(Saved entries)
"""
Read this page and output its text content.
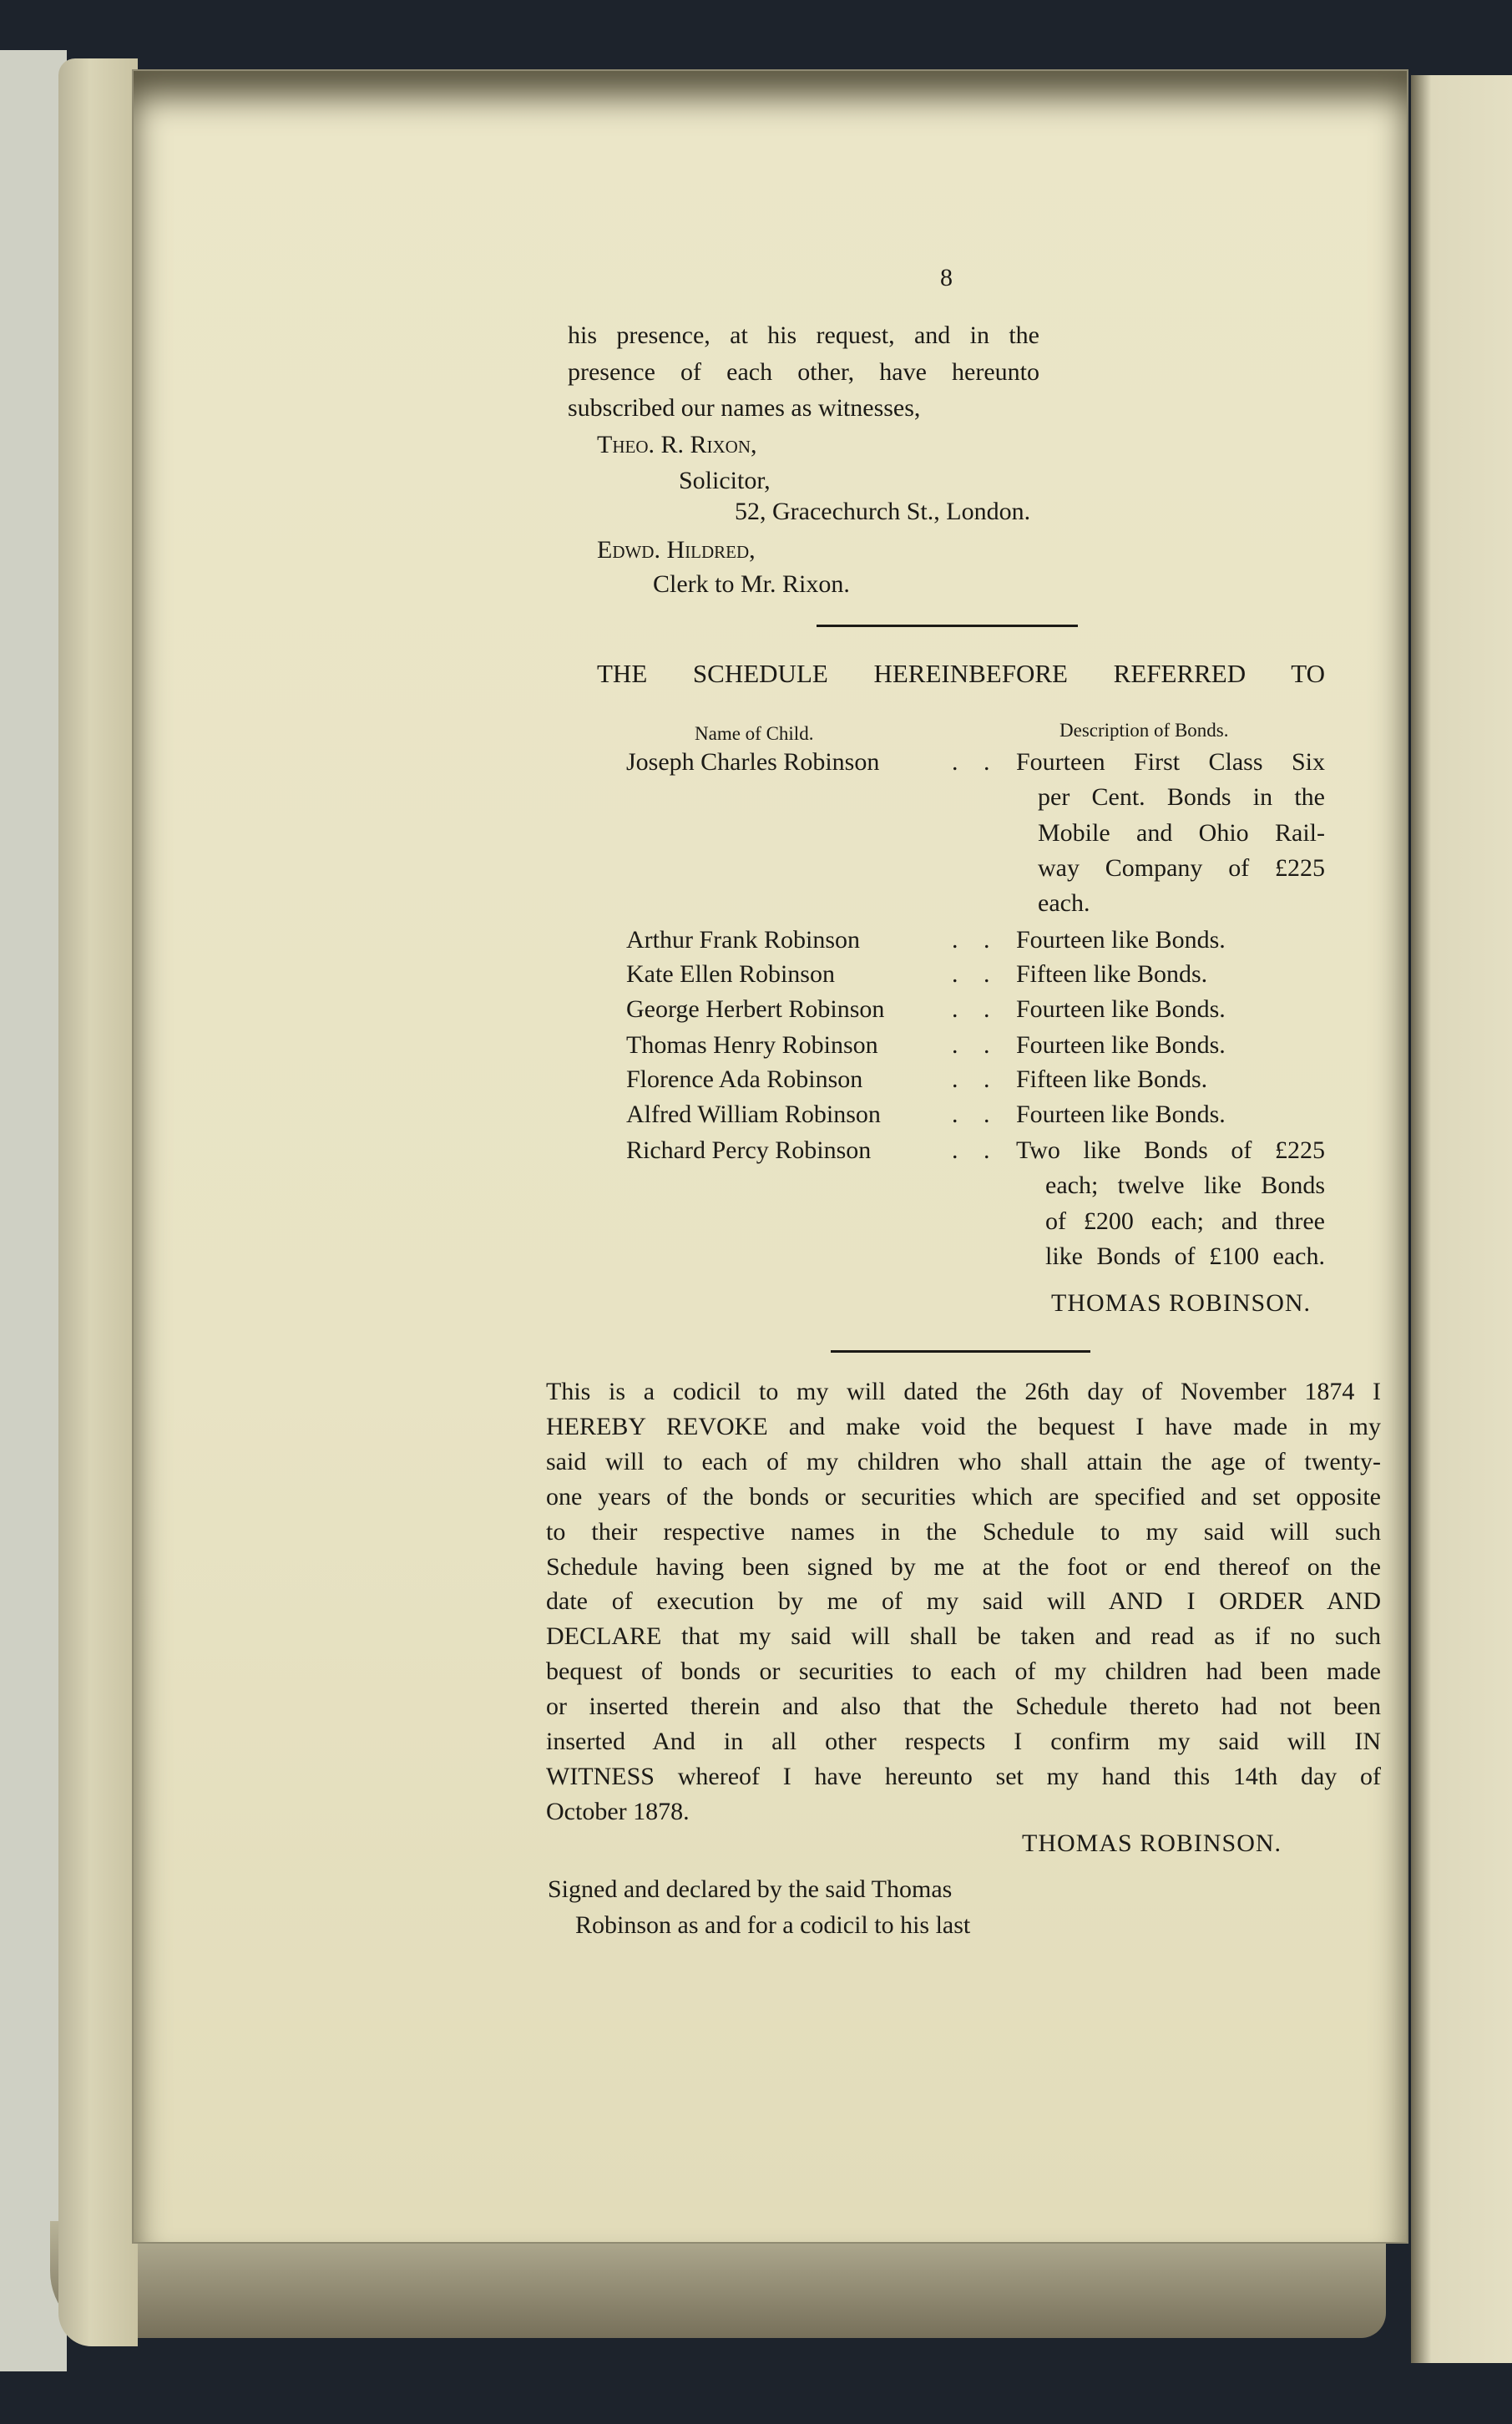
8
his presence, at his request, and in the
presence of each other, have hereunto
subscribed our names as witnesses,
Theo. R. Rixon,
Solicitor,
52, Gracechurch St., London.
Edwd. Hildred,
Clerk to Mr. Rixon.
THE SCHEDULE HEREINBEFORE REFERRED TO
Name of Child.	Description of Bonds.
Joseph Charles Robinson	. . Fourteen First Class Six
per Cent. Bonds in the
Mobile and Ohio Rail-
way Company of £225
each.
Arthur Frank Robinson	. . Fourteen like Bonds.
Kate Ellen Robinson	. . Fifteen like Bonds.
George Herbert Robinson	. . Fourteen like Bonds.
Thomas Henry Robinson	. . Fourteen like Bonds.
Florence Ada Robinson	. . Fifteen like Bonds.
Alfred William Robinson	. . Fourteen like Bonds.
Richard Percy Robinson	. . Two like Bonds of £225
each; twelve like Bonds
of £200 each; and three
like Bonds of £100 each.
THOMAS ROBINSON.
This is a codicil to my will dated the 26th day of November 1874 I
HEREBY REVOKE and make void the bequest I have made in my
said will to each of my children who shall attain the age of twenty-
one years of the bonds or securities which are specified and set opposite
to their respective names in the Schedule to my said will such
Schedule having been signed by me at the foot or end thereof on the
date of execution by me of my said will AND I ORDER AND
DECLARE that my said will shall be taken and read as if no such
bequest of bonds or securities to each of my children had been made
or inserted therein and also that the Schedule thereto had not been
inserted And in all other respects I confirm my said will IN
WITNESS whereof I have hereunto set my hand this 14th day of
October 1878.
THOMAS ROBINSON.
Signed and declared by the said Thomas
Robinson as and for a codicil to his last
"""
» Exercise task
Where a line holds "have", copy that line.

» Written answer
presence of each other, have hereunto
HEREBY REVOKE and make void the bequest I have made in my
WITNESS whereof I have hereunto set my hand this 14th day of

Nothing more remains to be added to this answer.